» Request
Pick out each line below containing "округов".

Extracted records
☆ ☆ ☆
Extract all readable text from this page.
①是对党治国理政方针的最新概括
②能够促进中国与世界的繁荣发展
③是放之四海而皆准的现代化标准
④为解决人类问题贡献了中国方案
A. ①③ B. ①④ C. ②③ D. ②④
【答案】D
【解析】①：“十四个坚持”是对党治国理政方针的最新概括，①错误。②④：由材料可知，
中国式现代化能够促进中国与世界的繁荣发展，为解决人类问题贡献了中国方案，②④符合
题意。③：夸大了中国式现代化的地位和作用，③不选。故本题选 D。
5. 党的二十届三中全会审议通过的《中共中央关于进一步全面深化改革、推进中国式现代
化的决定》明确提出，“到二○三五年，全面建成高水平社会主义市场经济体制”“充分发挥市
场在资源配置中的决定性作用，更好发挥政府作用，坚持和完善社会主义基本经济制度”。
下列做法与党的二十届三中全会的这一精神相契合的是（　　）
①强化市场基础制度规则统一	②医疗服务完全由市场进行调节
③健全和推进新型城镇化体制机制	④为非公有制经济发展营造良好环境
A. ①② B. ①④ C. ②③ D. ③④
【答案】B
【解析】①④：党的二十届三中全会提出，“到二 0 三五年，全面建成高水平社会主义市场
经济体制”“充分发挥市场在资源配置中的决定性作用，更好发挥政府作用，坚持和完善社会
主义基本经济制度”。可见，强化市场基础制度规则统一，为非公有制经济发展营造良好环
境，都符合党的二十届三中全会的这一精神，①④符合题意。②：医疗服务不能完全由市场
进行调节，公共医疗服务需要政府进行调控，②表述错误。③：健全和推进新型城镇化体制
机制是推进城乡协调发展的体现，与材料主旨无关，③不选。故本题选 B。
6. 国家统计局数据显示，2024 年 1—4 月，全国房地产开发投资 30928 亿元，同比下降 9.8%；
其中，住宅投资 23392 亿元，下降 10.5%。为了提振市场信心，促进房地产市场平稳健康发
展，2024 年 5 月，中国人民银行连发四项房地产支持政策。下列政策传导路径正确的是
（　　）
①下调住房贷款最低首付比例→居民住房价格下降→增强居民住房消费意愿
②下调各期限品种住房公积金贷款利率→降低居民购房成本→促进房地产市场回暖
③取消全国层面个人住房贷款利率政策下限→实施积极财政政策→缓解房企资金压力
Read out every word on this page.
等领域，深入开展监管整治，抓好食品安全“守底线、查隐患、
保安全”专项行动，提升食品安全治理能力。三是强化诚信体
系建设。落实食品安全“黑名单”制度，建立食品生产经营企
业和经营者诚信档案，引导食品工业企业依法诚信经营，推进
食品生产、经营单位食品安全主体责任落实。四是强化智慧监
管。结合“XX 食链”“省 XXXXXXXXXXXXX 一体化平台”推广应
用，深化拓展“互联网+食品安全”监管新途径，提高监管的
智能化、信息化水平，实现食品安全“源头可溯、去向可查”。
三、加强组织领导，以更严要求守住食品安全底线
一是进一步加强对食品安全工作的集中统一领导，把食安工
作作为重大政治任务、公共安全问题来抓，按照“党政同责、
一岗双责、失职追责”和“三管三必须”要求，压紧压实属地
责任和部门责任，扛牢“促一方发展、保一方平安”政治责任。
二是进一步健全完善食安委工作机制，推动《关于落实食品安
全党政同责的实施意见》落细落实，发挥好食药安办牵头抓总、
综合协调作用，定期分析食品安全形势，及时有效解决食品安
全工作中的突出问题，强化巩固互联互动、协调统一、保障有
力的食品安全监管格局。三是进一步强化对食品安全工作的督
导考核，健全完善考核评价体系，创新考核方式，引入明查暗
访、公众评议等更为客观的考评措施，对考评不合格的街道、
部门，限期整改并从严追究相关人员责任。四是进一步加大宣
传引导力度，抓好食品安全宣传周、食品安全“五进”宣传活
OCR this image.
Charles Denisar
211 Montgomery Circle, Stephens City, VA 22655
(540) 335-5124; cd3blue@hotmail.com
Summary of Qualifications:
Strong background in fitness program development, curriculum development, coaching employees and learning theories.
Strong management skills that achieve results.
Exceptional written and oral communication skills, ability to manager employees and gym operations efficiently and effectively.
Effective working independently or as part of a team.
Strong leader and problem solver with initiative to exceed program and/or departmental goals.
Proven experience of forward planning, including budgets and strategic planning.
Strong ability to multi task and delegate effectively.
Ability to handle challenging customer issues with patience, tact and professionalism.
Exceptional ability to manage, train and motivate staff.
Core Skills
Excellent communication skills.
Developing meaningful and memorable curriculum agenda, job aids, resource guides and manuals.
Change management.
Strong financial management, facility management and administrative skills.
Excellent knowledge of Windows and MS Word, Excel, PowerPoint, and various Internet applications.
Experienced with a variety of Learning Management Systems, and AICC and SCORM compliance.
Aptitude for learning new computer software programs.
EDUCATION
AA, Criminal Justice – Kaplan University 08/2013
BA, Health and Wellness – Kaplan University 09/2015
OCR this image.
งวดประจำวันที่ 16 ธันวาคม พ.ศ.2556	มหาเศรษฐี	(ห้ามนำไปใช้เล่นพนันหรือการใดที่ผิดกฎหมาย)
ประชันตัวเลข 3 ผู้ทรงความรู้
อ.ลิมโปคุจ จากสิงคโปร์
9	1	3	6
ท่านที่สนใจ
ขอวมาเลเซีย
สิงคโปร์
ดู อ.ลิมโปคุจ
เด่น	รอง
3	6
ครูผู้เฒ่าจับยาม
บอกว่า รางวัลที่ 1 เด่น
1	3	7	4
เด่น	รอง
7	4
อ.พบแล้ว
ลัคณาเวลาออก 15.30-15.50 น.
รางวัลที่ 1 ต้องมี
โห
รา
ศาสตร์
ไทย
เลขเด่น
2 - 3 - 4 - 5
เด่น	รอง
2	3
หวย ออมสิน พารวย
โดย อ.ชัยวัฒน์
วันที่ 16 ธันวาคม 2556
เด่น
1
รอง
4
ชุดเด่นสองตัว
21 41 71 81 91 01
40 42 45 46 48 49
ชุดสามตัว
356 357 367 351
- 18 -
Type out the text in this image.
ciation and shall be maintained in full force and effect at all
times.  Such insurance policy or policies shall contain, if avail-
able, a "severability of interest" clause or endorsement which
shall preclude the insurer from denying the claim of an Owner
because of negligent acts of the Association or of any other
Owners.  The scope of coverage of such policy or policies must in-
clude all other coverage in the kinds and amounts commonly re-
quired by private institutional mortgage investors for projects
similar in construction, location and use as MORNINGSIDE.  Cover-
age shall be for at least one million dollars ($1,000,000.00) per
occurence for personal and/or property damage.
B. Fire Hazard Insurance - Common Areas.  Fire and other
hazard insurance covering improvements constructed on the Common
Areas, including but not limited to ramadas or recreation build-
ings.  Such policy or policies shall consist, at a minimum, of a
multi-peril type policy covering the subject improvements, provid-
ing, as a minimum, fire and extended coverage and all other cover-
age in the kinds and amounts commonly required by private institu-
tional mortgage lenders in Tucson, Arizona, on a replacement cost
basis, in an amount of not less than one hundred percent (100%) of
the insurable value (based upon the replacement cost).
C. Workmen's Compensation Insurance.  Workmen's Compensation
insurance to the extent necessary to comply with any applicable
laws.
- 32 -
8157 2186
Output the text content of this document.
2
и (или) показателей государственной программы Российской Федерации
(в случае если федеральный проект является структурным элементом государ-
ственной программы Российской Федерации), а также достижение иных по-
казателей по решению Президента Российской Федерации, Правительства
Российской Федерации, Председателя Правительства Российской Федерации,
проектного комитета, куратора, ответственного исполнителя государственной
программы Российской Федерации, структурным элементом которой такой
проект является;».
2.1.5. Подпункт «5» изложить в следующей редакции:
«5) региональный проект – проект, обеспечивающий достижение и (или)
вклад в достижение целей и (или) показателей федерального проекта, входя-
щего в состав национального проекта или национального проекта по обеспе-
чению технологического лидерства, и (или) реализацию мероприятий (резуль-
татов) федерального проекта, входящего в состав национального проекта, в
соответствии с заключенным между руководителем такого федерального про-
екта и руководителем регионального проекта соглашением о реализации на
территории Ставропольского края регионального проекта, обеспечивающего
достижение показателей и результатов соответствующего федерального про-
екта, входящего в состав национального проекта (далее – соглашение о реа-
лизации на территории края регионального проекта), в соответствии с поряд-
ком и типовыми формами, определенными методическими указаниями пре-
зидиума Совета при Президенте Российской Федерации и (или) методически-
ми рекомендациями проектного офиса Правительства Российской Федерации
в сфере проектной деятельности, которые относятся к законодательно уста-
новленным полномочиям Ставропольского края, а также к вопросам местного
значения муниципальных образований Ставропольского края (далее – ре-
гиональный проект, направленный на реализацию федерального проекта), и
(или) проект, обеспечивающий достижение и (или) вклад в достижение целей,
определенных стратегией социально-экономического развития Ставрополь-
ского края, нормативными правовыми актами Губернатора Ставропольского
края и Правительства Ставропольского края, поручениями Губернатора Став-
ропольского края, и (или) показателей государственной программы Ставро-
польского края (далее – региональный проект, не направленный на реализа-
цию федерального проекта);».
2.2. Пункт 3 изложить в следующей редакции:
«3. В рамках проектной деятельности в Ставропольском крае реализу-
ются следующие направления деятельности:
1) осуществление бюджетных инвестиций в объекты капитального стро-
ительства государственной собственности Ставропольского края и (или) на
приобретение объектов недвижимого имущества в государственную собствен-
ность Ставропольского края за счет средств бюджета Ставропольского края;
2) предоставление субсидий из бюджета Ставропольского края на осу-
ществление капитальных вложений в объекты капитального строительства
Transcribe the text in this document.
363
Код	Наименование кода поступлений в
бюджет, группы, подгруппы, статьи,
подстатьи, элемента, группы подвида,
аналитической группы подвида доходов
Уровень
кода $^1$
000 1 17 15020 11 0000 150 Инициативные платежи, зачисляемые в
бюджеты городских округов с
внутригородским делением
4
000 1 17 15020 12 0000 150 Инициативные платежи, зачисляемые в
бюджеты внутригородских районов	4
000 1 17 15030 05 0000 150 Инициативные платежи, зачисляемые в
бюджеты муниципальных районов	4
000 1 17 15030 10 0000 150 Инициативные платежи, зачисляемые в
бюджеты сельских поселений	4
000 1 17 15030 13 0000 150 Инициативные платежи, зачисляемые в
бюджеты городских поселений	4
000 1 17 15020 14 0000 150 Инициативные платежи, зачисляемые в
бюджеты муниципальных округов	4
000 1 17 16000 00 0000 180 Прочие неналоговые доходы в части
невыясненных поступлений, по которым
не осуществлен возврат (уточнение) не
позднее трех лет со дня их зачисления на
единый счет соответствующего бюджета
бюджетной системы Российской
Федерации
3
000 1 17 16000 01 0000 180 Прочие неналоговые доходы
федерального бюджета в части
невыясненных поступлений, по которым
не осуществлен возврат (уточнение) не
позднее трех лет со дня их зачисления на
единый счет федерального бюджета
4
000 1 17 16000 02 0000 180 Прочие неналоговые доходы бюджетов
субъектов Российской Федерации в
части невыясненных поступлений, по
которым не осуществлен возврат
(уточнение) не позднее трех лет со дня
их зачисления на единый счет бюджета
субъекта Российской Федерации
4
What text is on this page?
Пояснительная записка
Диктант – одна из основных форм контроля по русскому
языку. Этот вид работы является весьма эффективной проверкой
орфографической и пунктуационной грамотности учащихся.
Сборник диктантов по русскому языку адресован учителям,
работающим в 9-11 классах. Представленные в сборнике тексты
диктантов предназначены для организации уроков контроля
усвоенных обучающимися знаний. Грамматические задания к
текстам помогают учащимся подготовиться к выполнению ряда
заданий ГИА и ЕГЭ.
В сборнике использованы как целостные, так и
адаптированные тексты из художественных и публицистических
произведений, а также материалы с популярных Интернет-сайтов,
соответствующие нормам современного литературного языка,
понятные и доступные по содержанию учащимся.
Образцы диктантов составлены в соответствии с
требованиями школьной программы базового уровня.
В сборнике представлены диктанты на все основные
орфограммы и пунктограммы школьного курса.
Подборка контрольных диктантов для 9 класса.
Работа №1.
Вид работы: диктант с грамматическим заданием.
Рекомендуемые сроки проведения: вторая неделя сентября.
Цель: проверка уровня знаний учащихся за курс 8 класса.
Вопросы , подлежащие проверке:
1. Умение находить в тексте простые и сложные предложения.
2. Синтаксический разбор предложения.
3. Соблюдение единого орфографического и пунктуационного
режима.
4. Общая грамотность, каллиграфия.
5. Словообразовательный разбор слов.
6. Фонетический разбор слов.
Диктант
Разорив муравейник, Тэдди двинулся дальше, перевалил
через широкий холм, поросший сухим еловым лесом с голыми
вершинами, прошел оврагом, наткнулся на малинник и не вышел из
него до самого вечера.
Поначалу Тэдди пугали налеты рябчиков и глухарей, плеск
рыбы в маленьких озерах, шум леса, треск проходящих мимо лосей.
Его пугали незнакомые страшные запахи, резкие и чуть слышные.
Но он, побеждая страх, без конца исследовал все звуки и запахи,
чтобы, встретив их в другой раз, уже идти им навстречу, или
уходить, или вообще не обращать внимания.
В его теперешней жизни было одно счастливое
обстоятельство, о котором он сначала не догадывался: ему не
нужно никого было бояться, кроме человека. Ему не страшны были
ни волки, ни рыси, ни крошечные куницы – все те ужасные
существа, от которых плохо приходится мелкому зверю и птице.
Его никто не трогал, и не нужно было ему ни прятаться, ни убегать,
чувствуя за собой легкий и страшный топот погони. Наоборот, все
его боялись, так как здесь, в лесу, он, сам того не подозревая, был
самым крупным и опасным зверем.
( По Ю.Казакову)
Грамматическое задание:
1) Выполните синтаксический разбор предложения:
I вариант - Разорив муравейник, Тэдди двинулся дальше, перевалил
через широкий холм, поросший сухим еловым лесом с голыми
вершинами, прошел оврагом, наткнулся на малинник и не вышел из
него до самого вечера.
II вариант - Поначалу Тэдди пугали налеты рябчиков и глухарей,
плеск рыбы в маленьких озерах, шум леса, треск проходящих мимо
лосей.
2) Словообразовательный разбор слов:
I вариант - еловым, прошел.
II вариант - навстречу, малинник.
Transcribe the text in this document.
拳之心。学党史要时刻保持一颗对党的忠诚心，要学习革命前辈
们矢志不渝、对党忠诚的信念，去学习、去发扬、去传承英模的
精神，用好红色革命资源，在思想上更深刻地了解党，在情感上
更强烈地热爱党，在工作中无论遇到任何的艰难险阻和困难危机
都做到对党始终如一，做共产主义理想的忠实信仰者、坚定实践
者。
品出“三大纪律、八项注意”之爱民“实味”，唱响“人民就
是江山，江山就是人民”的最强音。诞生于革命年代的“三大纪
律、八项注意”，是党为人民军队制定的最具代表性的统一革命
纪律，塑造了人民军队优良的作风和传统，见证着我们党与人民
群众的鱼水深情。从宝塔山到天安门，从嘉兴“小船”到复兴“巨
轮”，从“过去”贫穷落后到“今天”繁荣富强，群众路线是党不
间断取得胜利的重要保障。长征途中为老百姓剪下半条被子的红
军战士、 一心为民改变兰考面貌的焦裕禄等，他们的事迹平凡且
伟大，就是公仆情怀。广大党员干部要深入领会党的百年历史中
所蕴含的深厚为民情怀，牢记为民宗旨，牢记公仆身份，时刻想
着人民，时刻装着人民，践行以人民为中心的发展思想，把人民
☆ ☆ ☆
» Written response
бюджеты городских округов с
бюджеты муниципальных округов	4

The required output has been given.